[TEXT UNDER STUDY]


• Amorphous magnetic materials can present excellent soft magnetic properties together with good mechanical properties. In most cases, good magnetic softness can be obtained in as-prepared amorphous materials without sophisticated post-processing usually required for crystalline magnetic materials. In most crystalline magnetic materials, magnetic softness is essentially limited by defects, like grain boundaries, dislocations, texture, etc. Additionally, the fabrication technique, involving rapid melt quenching, is a rather fast and inexpensive fabrication method. Generally, amorphous materials can be prepared in planar (ribbons) or cylindrical (wires) forms.
• Amorphous ribbons are proposed for several applications, like transformers, magnetic shields, acoustic delay lines, tensile stress transducers and transverse filters, Inductive components for switched mode power supplies, magnetic heads for data storage applications. Amorphous magnetic wires are for several magnetic sensor applications, like magnetic field sensors, magnetoelastic sensors, magnetic memory and logics.
• The devitrification of amorphous nucleus reached by post annealing process is a useful tool allowing considerable modification of the magnetic properties and even magnetic softening in some Fe-rich microwires keeping high enough saturation magnetization. Therefore, such soft magnetic use suitable for energy efficiency applications
• One of the topics of research of our group is related to optimization of soft magnetic properties of amorphous and nanocrystalline materials

• Studies of Heusler alloys have attracted great attention owing to versatile properties (i.e. shape-memory effect, large magnetic-field-induced strain, half metallic behaviour, giant magnetocaloric effect, exchange bias …) suitable for various applications. In particularly most of proposed applications are related to magnetic cooling, actuators or energy harvesting. Up to now, a large number of Heusler alloys in bulk have been synthesized, their structure and physical properties have been intensively studied.

[INSTRUCTIONS TO FOLLOW] Resume the passage on amorphous magnetic materials and Heusler alloys, carrying it on from its last sentence.

[EXCERPTED DATA]
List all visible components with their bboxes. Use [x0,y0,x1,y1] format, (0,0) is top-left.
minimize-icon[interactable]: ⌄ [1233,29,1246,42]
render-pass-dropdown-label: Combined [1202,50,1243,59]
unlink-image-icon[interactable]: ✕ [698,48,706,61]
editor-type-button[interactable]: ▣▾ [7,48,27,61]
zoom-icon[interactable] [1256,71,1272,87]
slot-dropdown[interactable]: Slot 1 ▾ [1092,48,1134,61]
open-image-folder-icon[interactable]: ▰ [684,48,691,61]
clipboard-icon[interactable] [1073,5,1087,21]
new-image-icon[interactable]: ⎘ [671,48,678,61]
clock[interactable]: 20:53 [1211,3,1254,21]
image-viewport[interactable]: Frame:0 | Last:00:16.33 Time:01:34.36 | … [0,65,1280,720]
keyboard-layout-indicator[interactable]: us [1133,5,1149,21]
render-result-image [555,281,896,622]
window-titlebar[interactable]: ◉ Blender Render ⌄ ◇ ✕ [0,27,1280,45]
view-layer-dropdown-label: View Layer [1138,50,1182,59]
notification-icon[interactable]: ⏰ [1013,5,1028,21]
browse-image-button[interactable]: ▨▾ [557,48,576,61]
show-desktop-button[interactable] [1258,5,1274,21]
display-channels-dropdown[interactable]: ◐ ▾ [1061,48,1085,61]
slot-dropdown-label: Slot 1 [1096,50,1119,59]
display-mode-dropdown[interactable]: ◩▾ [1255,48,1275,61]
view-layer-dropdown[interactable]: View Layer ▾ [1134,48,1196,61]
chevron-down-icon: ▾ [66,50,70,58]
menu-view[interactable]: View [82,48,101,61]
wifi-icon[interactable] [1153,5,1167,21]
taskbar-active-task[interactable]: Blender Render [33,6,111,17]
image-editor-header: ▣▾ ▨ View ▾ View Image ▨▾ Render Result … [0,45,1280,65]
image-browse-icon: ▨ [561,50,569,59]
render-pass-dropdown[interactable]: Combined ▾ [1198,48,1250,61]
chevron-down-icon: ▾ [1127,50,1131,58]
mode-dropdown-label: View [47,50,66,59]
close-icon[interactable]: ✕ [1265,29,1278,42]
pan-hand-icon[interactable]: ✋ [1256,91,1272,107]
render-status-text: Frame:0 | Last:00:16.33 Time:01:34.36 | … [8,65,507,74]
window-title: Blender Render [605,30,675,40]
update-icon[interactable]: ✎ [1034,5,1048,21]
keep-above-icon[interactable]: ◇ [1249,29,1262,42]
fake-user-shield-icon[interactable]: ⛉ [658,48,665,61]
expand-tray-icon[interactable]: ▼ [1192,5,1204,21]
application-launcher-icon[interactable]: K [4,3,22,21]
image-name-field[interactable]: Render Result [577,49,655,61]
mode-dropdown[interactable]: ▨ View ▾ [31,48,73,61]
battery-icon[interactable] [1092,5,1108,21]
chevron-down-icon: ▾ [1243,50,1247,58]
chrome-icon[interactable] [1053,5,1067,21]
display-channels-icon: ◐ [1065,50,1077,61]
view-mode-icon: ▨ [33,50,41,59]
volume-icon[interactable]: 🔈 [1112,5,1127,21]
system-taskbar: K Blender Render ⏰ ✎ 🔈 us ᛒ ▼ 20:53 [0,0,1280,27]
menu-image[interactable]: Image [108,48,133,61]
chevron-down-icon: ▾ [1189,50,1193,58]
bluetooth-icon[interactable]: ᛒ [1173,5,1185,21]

[REPLY]
• The most common method for the Heusler alloys preparation is arc-melting followed by thermal treatment.  Such method allows `preparation of bulk Heusler alloys.
• Aforementioned properties of Heusler alloys can be considerably improved by miniaturization. Thus, for the magnetic cooling applications the heat exchange rate can be considerably improved if the surface-to-volume ratio can be increased by use of low dimensional Heusler alloys. Consequently novel fabrication technique allowing preparation of Heusler alloys in the form of thin wires or thin films is quite desirable. Therefore few attempts have been recently taken to prepare either thin Heusler-type wires or thin films.
• We showed glass-coated microwires technology involving rapid melt quenching can be useful for the preparation of Heusler-type magnetic microwires. Obtained microwires can present either soft or semi-hard magnetic microwires displaying Giant Magnetoresistance (GMR) effect, magnetocaloric or exchange bias effects.
• Accordingly, studies of Heusler-type microwires is one of the research topics of our group.

• Sensors provide the ability to detect and track events or changes in the environment using electronic devices, such as a computer processor, and therefore play a critical role in most modern industries (i.e., microelectronics, automotive, aerospace and aviation, security and electronic surveillance, home entertainment, computer science, medicine, construction, electrical engineering, etc.).
• Magnetic sensors have assisted in monitoring, analysis and control of various processes and functions for many decades.
• Depending on the type of events or environmental changes, different types of magnetic sensors can be used.  As a rule, the use of magnetic sensors is limited by their cost, environmental conditions and relatively weak magnetic signals. Accordingly, the main trends in the magnetic sensors are the development of cost effective, fast, precise, sensitive and effective sensing technologies and methods.
• To a great extend the sensors performance is determined by the properties of the material from which given type of magnetic sensor is made. Magnetic sensors utilizing amorphous materials are generally cost-effective, low dimensional and present excellent sensitivities.
• In our group we have developed several magnetic sensors prototypes suitable for various applications.